┌────────
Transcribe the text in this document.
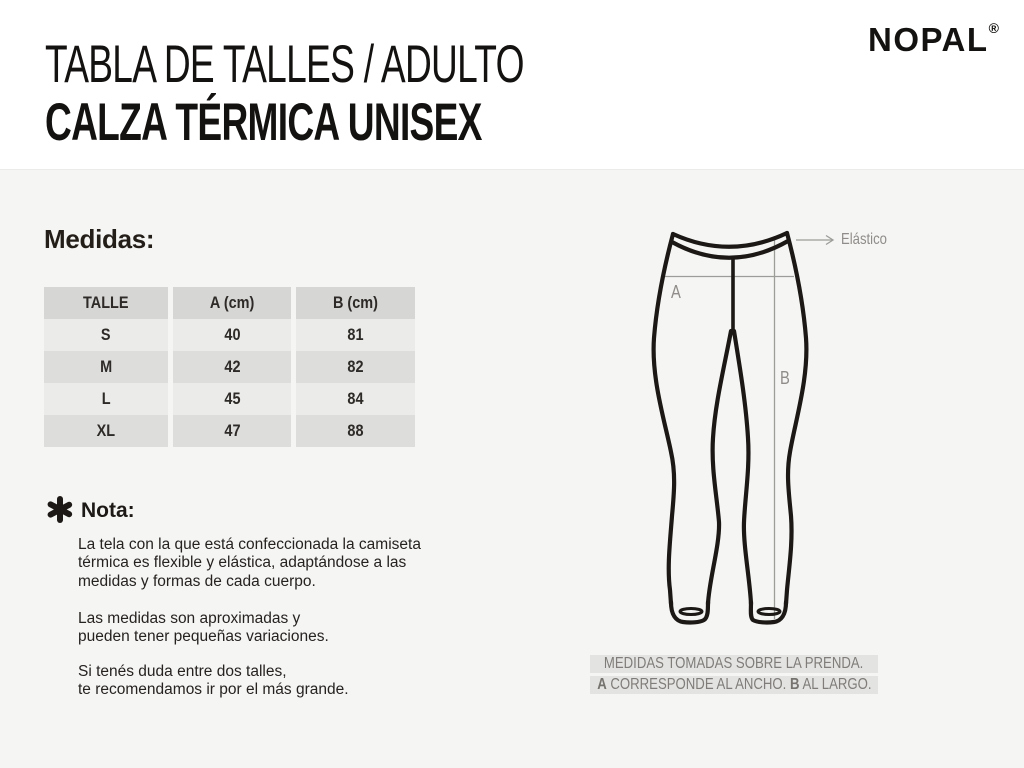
TABLA DE TALLES / ADULTO
CALZA TÉRMICA UNISEX
NOPAL®
Medidas:
TALLE	A (cm)	B (cm)
S	40	81
M	42	82
L	45	84
XL	47	88
Nota:
La tela con la que está confeccionada la camiseta
térmica es flexible y elástica, adaptándose a las
medidas y formas de cada cuerpo.
Las medidas son aproximadas y
pueden tener pequeñas variaciones.
Si tenés duda entre dos talles,
te recomendamos ir por el más grande.
A
B
Elástico
MEDIDAS TOMADAS SOBRE LA PRENDA.
A CORRESPONDE AL ANCHO. B AL LARGO.
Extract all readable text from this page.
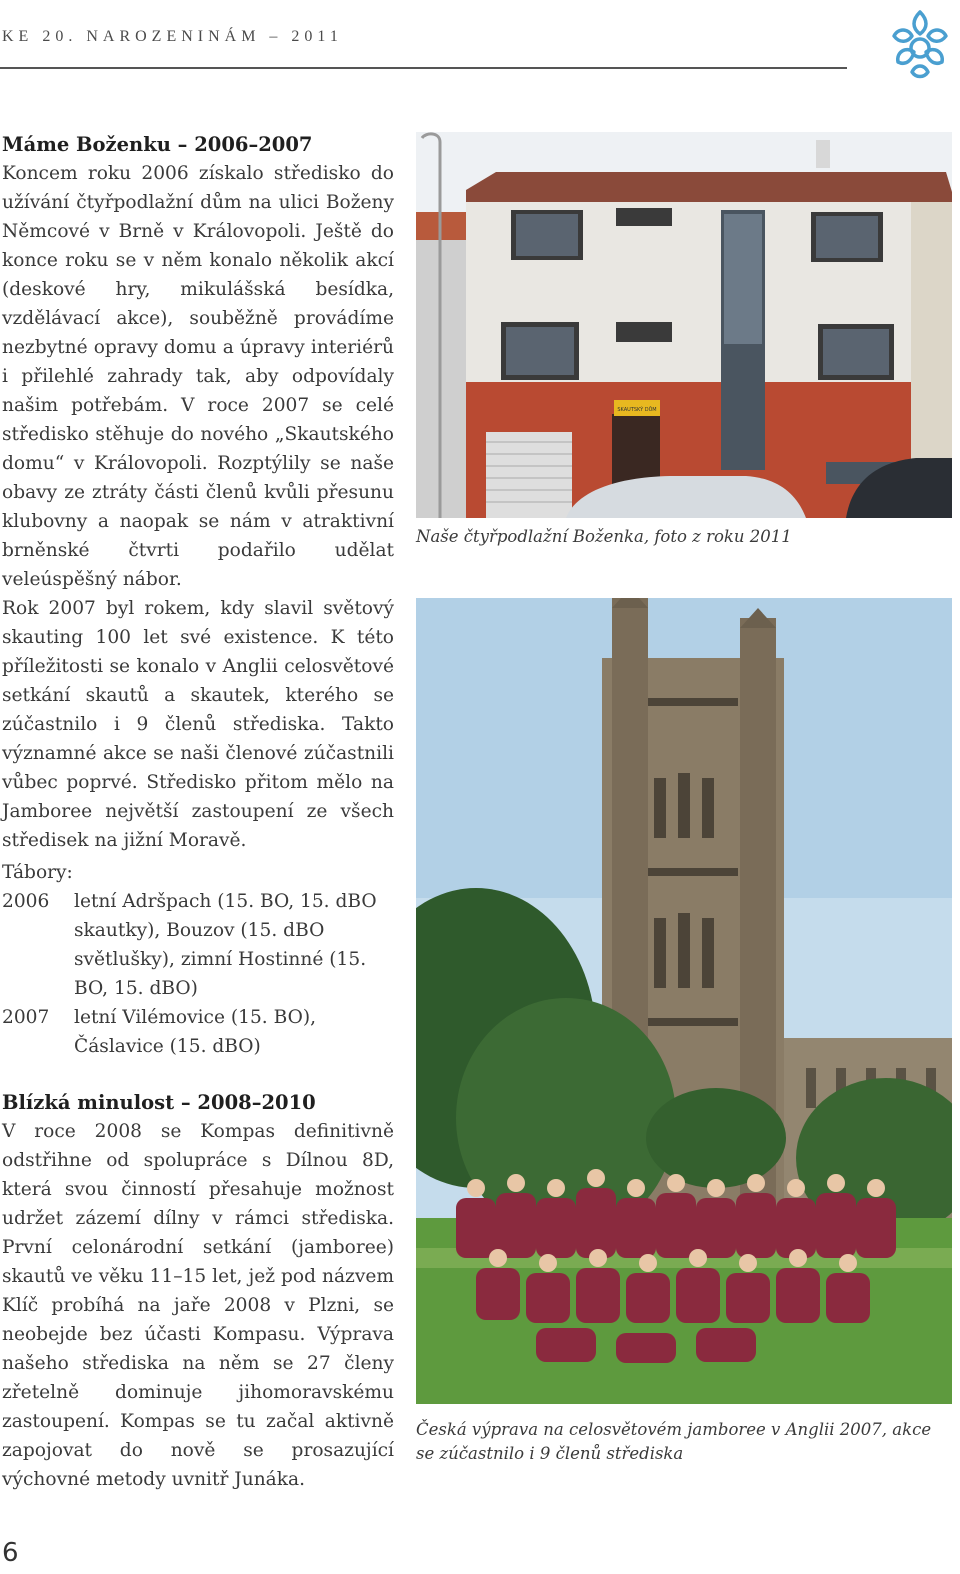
KE 20. NAROZENINÁM – 2011
Máme Boženku – 2006–2007

Koncem roku 2006 získalo středisko do užívání čtyřpodlažní dům na ulici Boženy Němcové v Brně v Královopoli. Ještě do konce roku se v něm konalo několik akcí (deskové hry, mikulášská besídka, vzdělávací akce), souběžně provádíme nezbytné opravy domu a úpravy interiérů i přilehlé zahrady tak, aby odpovídaly našim potřebám. V roce 2007 se celé středisko stěhuje do nového „Skautského domu“ v Královopoli. Rozptýlily se naše obavy ze ztráty části členů kvůli přesunu klubovny a naopak se nám v atraktivní brněnské čtvrti podařilo udělat veleúspěšný nábor.

Rok 2007 byl rokem, kdy slavil světový skauting 100 let své existence. K této příležitosti se konalo v Anglii celosvětové setkání skautů a skautek, kterého se zúčastnilo i 9 členů střediska. Takto významné akce se naši členové zúčastnili vůbec poprvé. Středisko přitom mělo na Jamboree největší zastoupení ze všech středisek na jižní Moravě.

Tábory:
2006	letní Adršpach (15. BO, 15. dBO skautky), Bouzov (15. dBO světlušky), zimní Hostinné (15. BO, 15. dBO)
2007	letní Vilémovice (15. BO), Čáslavice (15. dBO)
Blízká minulost – 2008–2010

V roce 2008 se Kompas definitivně odstřihne od spolupráce s Dílnou 8D, která svou činností přesahuje možnost udržet zázemí dílny v rámci střediska. První celonárodní setkání (jamboree) skautů ve věku 11–15 let, jež pod názvem Klíč probíhá na jaře 2008 v Plzni, se neobejde bez účasti Kompasu. Výprava našeho střediska na něm se 27 členy zřetelně dominuje jihomoravskému zastoupení. Kompas se tu začal aktivně zapojovat do nově se prosazující výchovné metody uvnitř Junáka.

SKAUTSKÝ DŮM
Naše čtyřpodlažní Boženka, foto z roku 2011
Česká výprava na celosvětovém jamboree v Anglii 2007, akce se zúčastnilo i 9 členů střediska
6
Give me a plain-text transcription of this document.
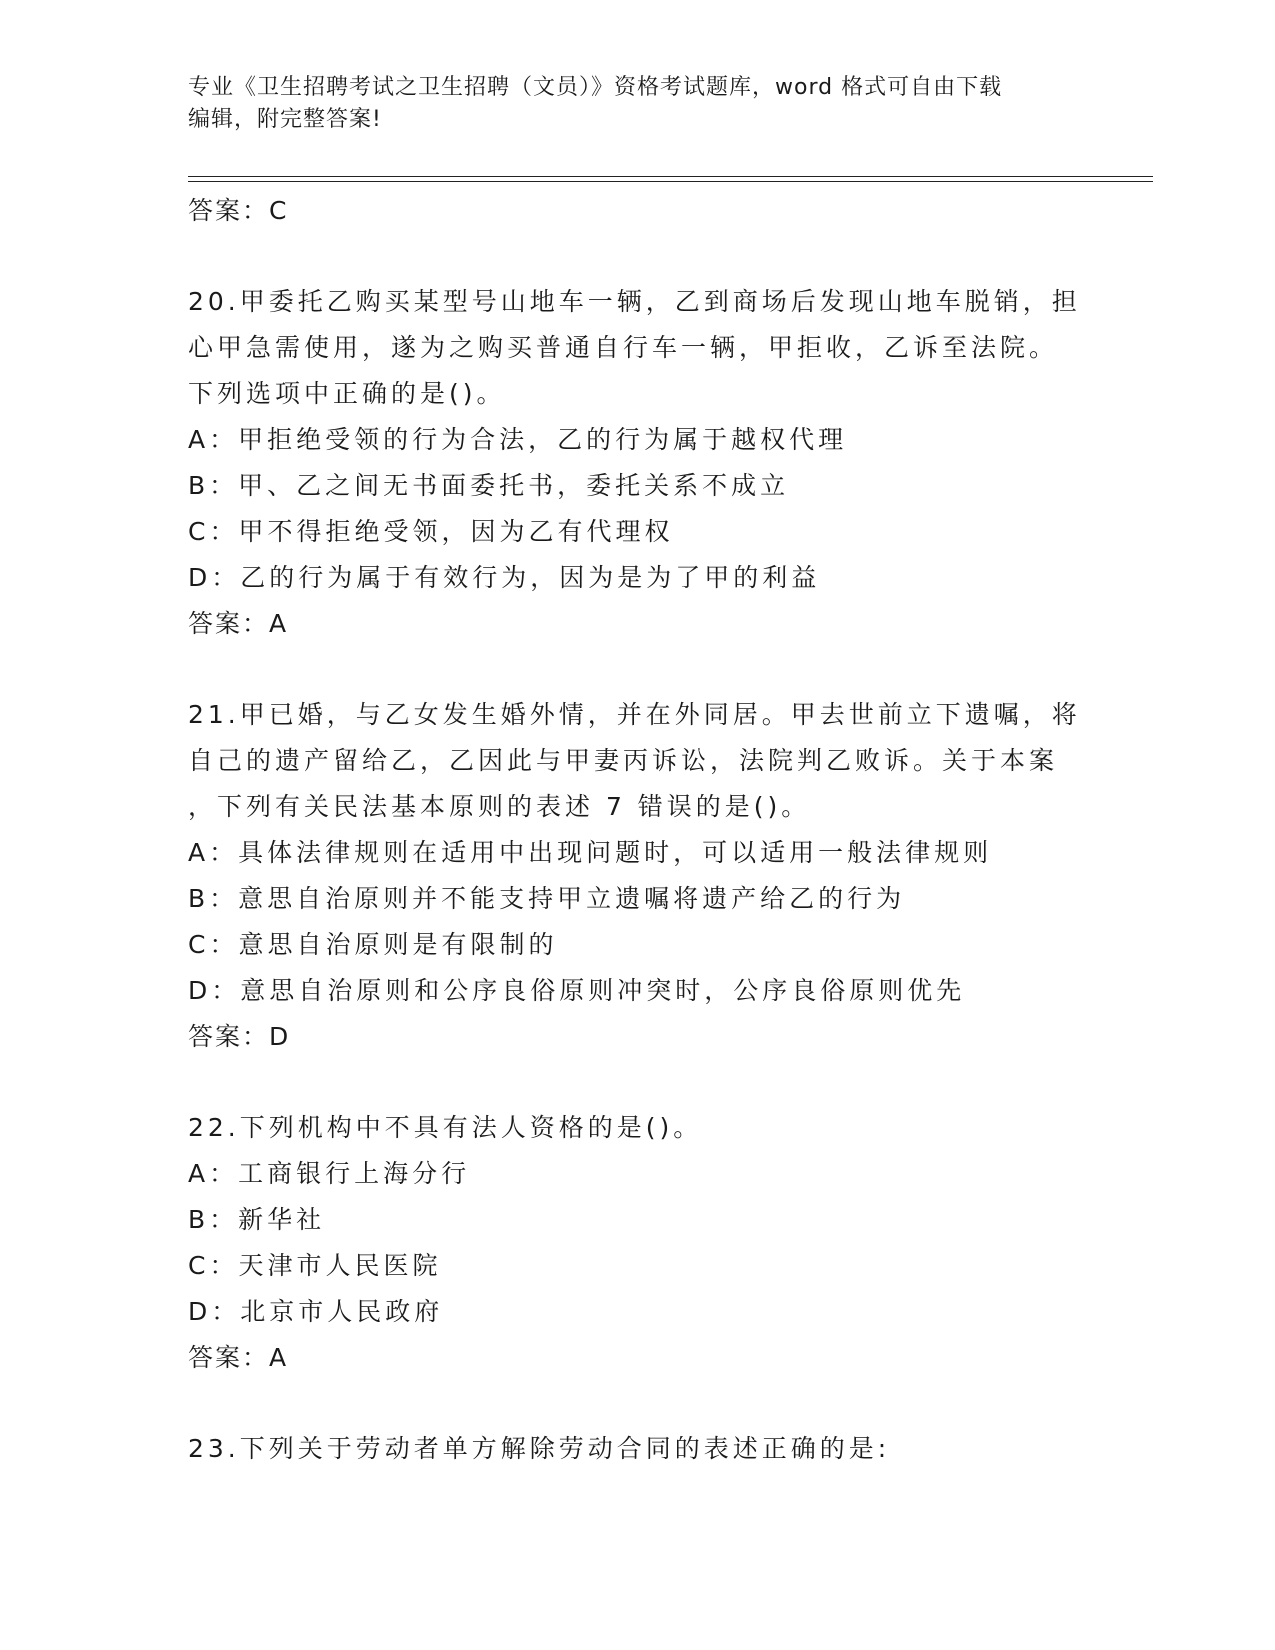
专业《卫生招聘考试之卫生招聘（文员）》资格考试题库，word 格式可自由下载
编辑，附完整答案!
答案：C
20.甲委托乙购买某型号山地车一辆，乙到商场后发现山地车脱销，担
心甲急需使用，遂为之购买普通自行车一辆，甲拒收，乙诉至法院。
下列选项中正确的是()。
A：甲拒绝受领的行为合法，乙的行为属于越权代理
B：甲、乙之间无书面委托书，委托关系不成立
C：甲不得拒绝受领，因为乙有代理权
D：乙的行为属于有效行为，因为是为了甲的利益
答案：A
21.甲已婚，与乙女发生婚外情，并在外同居。甲去世前立下遗嘱，将
自己的遗产留给乙，乙因此与甲妻丙诉讼，法院判乙败诉。关于本案
，下列有关民法基本原则的表述 7 错误的是()。
A：具体法律规则在适用中出现问题时，可以适用一般法律规则
B：意思自治原则并不能支持甲立遗嘱将遗产给乙的行为
C：意思自治原则是有限制的
D：意思自治原则和公序良俗原则冲突时，公序良俗原则优先
答案：D
22.下列机构中不具有法人资格的是()。
A：工商银行上海分行
B：新华社
C：天津市人民医院
D：北京市人民政府
答案：A
23.下列关于劳动者单方解除劳动合同的表述正确的是:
└────────
● **GIVEN EXERCISE**: Quote all the records verbatim, dropping any pictures from your copy.

● **RIGHT ANSWER**:
Transcribe the text in this document.
TABLA DE TALLES / ADULTO
CALZA TÉRMICA UNISEX
NOPAL®
Medidas:
TALLE	A (cm)	B (cm)
S	40	81
M	42	82
L	45	84
XL	47	88
Nota:
La tela con la que está confeccionada la camiseta
térmica es flexible y elástica, adaptándose a las
medidas y formas de cada cuerpo.
Las medidas son aproximadas y
pueden tener pequeñas variaciones.
Si tenés duda entre dos talles,
te recomendamos ir por el más grande.
A
B
Elástico
MEDIDAS TOMADAS SOBRE LA PRENDA.
A CORRESPONDE AL ANCHO. B AL LARGO.
Extract all readable text from this page.
KE 20. NAROZENINÁM – 2011
Máme Boženku – 2006–2007

Koncem roku 2006 získalo středisko do užívání čtyřpodlažní dům na ulici Boženy Němcové v Brně v Královopoli. Ještě do konce roku se v něm konalo několik akcí (deskové hry, mikulášská besídka, vzdělávací akce), souběžně provádíme nezbytné opravy domu a úpravy interiérů i přilehlé zahrady tak, aby odpovídaly našim potřebám. V roce 2007 se celé středisko stěhuje do nového „Skautského domu“ v Královopoli. Rozptýlily se naše obavy ze ztráty části členů kvůli přesunu klubovny a naopak se nám v atraktivní brněnské čtvrti podařilo udělat veleúspěšný nábor.

Rok 2007 byl rokem, kdy slavil světový skauting 100 let své existence. K této příležitosti se konalo v Anglii celosvětové setkání skautů a skautek, kterého se zúčastnilo i 9 členů střediska. Takto významné akce se naši členové zúčastnili vůbec poprvé. Středisko přitom mělo na Jamboree největší zastoupení ze všech středisek na jižní Moravě.

Tábory:
2006	letní Adršpach (15. BO, 15. dBO skautky), Bouzov (15. dBO světlušky), zimní Hostinné (15. BO, 15. dBO)
2007	letní Vilémovice (15. BO), Čáslavice (15. dBO)
Blízká minulost – 2008–2010

V roce 2008 se Kompas definitivně odstřihne od spolupráce s Dílnou 8D, která svou činností přesahuje možnost udržet zázemí dílny v rámci střediska. První celonárodní setkání (jamboree) skautů ve věku 11–15 let, jež pod názvem Klíč probíhá na jaře 2008 v Plzni, se neobejde bez účasti Kompasu. Výprava našeho střediska na něm se 27 členy zřetelně dominuje jihomoravskému zastoupení. Kompas se tu začal aktivně zapojovat do nově se prosazující výchovné metody uvnitř Junáka.

SKAUTSKÝ DŮM
Naše čtyřpodlažní Boženka, foto z roku 2011
Česká výprava na celosvětovém jamboree v Anglii 2007, akce se zúčastnilo i 9 členů střediska
6
Give me a plain-text transcription of this document.
专业《卫生招聘考试之卫生招聘（文员）》资格考试题库，word 格式可自由下载
编辑，附完整答案!
答案：C
20.甲委托乙购买某型号山地车一辆，乙到商场后发现山地车脱销，担
心甲急需使用，遂为之购买普通自行车一辆，甲拒收，乙诉至法院。
下列选项中正确的是()。
A：甲拒绝受领的行为合法，乙的行为属于越权代理
B：甲、乙之间无书面委托书，委托关系不成立
C：甲不得拒绝受领，因为乙有代理权
D：乙的行为属于有效行为，因为是为了甲的利益
答案：A
21.甲已婚，与乙女发生婚外情，并在外同居。甲去世前立下遗嘱，将
自己的遗产留给乙，乙因此与甲妻丙诉讼，法院判乙败诉。关于本案
，下列有关民法基本原则的表述 7 错误的是()。
A：具体法律规则在适用中出现问题时，可以适用一般法律规则
B：意思自治原则并不能支持甲立遗嘱将遗产给乙的行为
C：意思自治原则是有限制的
D：意思自治原则和公序良俗原则冲突时，公序良俗原则优先
答案：D
22.下列机构中不具有法人资格的是()。
A：工商银行上海分行
B：新华社
C：天津市人民医院
D：北京市人民政府
答案：A
23.下列关于劳动者单方解除劳动合同的表述正确的是:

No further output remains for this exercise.